─── Provided records ───

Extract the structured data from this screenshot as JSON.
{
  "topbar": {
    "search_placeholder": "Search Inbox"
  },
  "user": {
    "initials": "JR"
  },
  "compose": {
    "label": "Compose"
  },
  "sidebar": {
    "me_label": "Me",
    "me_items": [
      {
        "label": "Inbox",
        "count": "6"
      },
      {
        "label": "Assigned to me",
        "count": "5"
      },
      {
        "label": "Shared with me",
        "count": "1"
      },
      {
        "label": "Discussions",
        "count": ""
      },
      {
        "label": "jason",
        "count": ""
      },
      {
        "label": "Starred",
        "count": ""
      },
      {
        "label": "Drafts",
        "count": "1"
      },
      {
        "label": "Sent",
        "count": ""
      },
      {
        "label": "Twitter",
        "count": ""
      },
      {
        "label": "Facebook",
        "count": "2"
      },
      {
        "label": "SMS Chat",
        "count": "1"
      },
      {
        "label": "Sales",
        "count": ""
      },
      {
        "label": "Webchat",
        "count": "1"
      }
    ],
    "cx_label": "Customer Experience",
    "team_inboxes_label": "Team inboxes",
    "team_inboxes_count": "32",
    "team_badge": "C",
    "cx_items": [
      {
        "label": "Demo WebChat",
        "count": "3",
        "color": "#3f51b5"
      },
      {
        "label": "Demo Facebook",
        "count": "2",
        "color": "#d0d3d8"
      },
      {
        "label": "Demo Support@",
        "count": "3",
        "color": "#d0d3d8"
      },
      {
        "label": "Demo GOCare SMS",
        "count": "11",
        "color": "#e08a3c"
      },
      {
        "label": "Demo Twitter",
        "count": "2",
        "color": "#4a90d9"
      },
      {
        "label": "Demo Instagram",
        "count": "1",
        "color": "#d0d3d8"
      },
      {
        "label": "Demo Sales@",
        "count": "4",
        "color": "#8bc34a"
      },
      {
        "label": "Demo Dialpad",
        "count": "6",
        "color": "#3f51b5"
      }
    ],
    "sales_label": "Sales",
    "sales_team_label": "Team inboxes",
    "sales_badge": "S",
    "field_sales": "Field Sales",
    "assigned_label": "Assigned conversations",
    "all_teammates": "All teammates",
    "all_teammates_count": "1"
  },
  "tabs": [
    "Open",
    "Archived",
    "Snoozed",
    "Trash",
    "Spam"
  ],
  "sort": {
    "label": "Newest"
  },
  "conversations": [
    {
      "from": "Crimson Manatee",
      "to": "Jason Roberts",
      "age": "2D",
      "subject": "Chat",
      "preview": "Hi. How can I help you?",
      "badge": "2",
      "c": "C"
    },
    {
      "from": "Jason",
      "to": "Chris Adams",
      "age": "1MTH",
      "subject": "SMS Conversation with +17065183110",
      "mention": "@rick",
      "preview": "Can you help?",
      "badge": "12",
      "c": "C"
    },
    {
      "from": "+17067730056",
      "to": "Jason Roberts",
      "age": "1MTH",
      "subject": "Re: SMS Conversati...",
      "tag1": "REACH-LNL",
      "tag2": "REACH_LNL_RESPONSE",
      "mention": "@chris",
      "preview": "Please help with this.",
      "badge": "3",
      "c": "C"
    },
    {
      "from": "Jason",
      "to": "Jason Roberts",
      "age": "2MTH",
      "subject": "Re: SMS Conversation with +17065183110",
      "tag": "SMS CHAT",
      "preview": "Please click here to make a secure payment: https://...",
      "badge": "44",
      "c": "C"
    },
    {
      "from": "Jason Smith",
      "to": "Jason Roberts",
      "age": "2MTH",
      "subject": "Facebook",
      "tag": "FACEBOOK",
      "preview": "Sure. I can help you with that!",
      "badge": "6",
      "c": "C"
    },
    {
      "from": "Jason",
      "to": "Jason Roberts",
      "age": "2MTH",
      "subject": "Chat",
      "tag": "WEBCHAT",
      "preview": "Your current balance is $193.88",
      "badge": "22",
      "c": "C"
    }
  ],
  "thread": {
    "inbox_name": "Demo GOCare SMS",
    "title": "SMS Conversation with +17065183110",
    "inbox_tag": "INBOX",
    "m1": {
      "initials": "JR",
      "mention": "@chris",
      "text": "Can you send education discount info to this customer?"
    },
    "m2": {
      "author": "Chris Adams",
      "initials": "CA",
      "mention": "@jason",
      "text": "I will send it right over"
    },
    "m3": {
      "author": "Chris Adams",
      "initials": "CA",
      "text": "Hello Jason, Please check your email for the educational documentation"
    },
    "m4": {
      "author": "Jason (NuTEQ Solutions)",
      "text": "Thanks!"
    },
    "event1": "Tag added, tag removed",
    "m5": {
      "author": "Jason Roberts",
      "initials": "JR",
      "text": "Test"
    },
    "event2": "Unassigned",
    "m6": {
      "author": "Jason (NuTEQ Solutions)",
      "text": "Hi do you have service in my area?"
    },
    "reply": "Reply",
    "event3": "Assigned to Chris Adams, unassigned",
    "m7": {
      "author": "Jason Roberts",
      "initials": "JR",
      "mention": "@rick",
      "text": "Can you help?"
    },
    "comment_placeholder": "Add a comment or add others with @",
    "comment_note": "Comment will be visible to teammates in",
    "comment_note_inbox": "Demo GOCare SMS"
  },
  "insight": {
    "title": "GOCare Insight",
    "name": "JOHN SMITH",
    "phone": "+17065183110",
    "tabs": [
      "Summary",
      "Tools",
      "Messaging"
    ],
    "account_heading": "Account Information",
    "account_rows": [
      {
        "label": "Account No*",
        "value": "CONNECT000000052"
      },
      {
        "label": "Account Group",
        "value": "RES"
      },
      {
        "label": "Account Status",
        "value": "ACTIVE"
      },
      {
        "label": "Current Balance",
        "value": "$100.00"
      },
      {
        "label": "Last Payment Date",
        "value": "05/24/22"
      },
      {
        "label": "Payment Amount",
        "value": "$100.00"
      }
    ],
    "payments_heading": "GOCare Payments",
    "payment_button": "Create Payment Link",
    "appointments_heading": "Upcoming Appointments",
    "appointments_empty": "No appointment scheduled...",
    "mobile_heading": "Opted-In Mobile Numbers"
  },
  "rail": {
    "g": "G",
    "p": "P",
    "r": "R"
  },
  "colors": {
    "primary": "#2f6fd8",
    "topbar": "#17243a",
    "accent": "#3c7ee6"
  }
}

───

Write out every record shown above, word for word.

* [Written response]:
Extract the structured data from this screenshot as JSON.
{
  "topbar": {
    "search_placeholder": "Search Inbox"
  },
  "user": {
    "initials": "JR"
  },
  "compose": {
    "label": "Compose"
  },
  "sidebar": {
    "me_label": "Me",
    "me_items": [
      {
        "label": "Inbox",
        "count": "6"
      },
      {
        "label": "Assigned to me",
        "count": "5"
      },
      {
        "label": "Shared with me",
        "count": "1"
      },
      {
        "label": "Discussions",
        "count": ""
      },
      {
        "label": "jason",
        "count": ""
      },
      {
        "label": "Starred",
        "count": ""
      },
      {
        "label": "Drafts",
        "count": "1"
      },
      {
        "label": "Sent",
        "count": ""
      },
      {
        "label": "Twitter",
        "count": ""
      },
      {
        "label": "Facebook",
        "count": "2"
      },
      {
        "label": "SMS Chat",
        "count": "1"
      },
      {
        "label": "Sales",
        "count": ""
      },
      {
        "label": "Webchat",
        "count": "1"
      }
    ],
    "cx_label": "Customer Experience",
    "team_inboxes_label": "Team inboxes",
    "team_inboxes_count": "32",
    "team_badge": "C",
    "cx_items": [
      {
        "label": "Demo WebChat",
        "count": "3",
        "color": "#3f51b5"
      },
      {
        "label": "Demo Facebook",
        "count": "2",
        "color": "#d0d3d8"
      },
      {
        "label": "Demo Support@",
        "count": "3",
        "color": "#d0d3d8"
      },
      {
        "label": "Demo GOCare SMS",
        "count": "11",
        "color": "#e08a3c"
      },
      {
        "label": "Demo Twitter",
        "count": "2",
        "color": "#4a90d9"
      },
      {
        "label": "Demo Instagram",
        "count": "1",
        "color": "#d0d3d8"
      },
      {
        "label": "Demo Sales@",
        "count": "4",
        "color": "#8bc34a"
      },
      {
        "label": "Demo Dialpad",
        "count": "6",
        "color": "#3f51b5"
      }
    ],
    "sales_label": "Sales",
    "sales_team_label": "Team inboxes",
    "sales_badge": "S",
    "field_sales": "Field Sales",
    "assigned_label": "Assigned conversations",
    "all_teammates": "All teammates",
    "all_teammates_count": "1"
  },
  "tabs": [
    "Open",
    "Archived",
    "Snoozed",
    "Trash",
    "Spam"
  ],
  "sort": {
    "label": "Newest"
  },
  "conversations": [
    {
      "from": "Crimson Manatee",
      "to": "Jason Roberts",
      "age": "2D",
      "subject": "Chat",
      "preview": "Hi. How can I help you?",
      "badge": "2",
      "c": "C"
    },
    {
      "from": "Jason",
      "to": "Chris Adams",
      "age": "1MTH",
      "subject": "SMS Conversation with +17065183110",
      "mention": "@rick",
      "preview": "Can you help?",
      "badge": "12",
      "c": "C"
    },
    {
      "from": "+17067730056",
      "to": "Jason Roberts",
      "age": "1MTH",
      "subject": "Re: SMS Conversati...",
      "tag1": "REACH-LNL",
      "tag2": "REACH_LNL_RESPONSE",
      "mention": "@chris",
      "preview": "Please help with this.",
      "badge": "3",
      "c": "C"
    },
    {
      "from": "Jason",
      "to": "Jason Roberts",
      "age": "2MTH",
      "subject": "Re: SMS Conversation with +17065183110",
      "tag": "SMS CHAT",
      "preview": "Please click here to make a secure payment: https://...",
      "badge": "44",
      "c": "C"
    },
    {
      "from": "Jason Smith",
      "to": "Jason Roberts",
      "age": "2MTH",
      "subject": "Facebook",
      "tag": "FACEBOOK",
      "preview": "Sure. I can help you with that!",
      "badge": "6",
      "c": "C"
    },
    {
      "from": "Jason",
      "to": "Jason Roberts",
      "age": "2MTH",
      "subject": "Chat",
      "tag": "WEBCHAT",
      "preview": "Your current balance is $193.88",
      "badge": "22",
      "c": "C"
    }
  ],
  "thread": {
    "inbox_name": "Demo GOCare SMS",
    "title": "SMS Conversation with +17065183110",
    "inbox_tag": "INBOX",
    "m1": {
      "initials": "JR",
      "mention": "@chris",
      "text": "Can you send education discount info to this customer?"
    },
    "m2": {
      "author": "Chris Adams",
      "initials": "CA",
      "mention": "@jason",
      "text": "I will send it right over"
    },
    "m3": {
      "author": "Chris Adams",
      "initials": "CA",
      "text": "Hello Jason, Please check your email for the educational documentation"
    },
    "m4": {
      "author": "Jason (NuTEQ Solutions)",
      "text": "Thanks!"
    },
    "event1": "Tag added, tag removed",
    "m5": {
      "author": "Jason Roberts",
      "initials": "JR",
      "text": "Test"
    },
    "event2": "Unassigned",
    "m6": {
      "author": "Jason (NuTEQ Solutions)",
      "text": "Hi do you have service in my area?"
    },
    "reply": "Reply",
    "event3": "Assigned to Chris Adams, unassigned",
    "m7": {
      "author": "Jason Roberts",
      "initials": "JR",
      "mention": "@rick",
      "text": "Can you help?"
    },
    "comment_placeholder": "Add a comment or add others with @",
    "comment_note": "Comment will be visible to teammates in",
    "comment_note_inbox": "Demo GOCare SMS"
  },
  "insight": {
    "title": "GOCare Insight",
    "name": "JOHN SMITH",
    "phone": "+17065183110",
    "tabs": [
      "Summary",
      "Tools",
      "Messaging"
    ],
    "account_heading": "Account Information",
    "account_rows": [
      {
        "label": "Account No*",
        "value": "CONNECT000000052"
      },
      {
        "label": "Account Group",
        "value": "RES"
      },
      {
        "label": "Account Status",
        "value": "ACTIVE"
      },
      {
        "label": "Current Balance",
        "value": "$100.00"
      },
      {
        "label": "Last Payment Date",
        "value": "05/24/22"
      },
      {
        "label": "Payment Amount",
        "value": "$100.00"
      }
    ],
    "payments_heading": "GOCare Payments",
    "payment_button": "Create Payment Link",
    "appointments_heading": "Upcoming Appointments",
    "appointments_empty": "No appointment scheduled...",
    "mobile_heading": "Opted-In Mobile Numbers"
  },
  "rail": {
    "g": "G",
    "p": "P",
    "r": "R"
  },
  "colors": {
    "primary": "#2f6fd8",
    "topbar": "#17243a",
    "accent": "#3c7ee6"
  }
}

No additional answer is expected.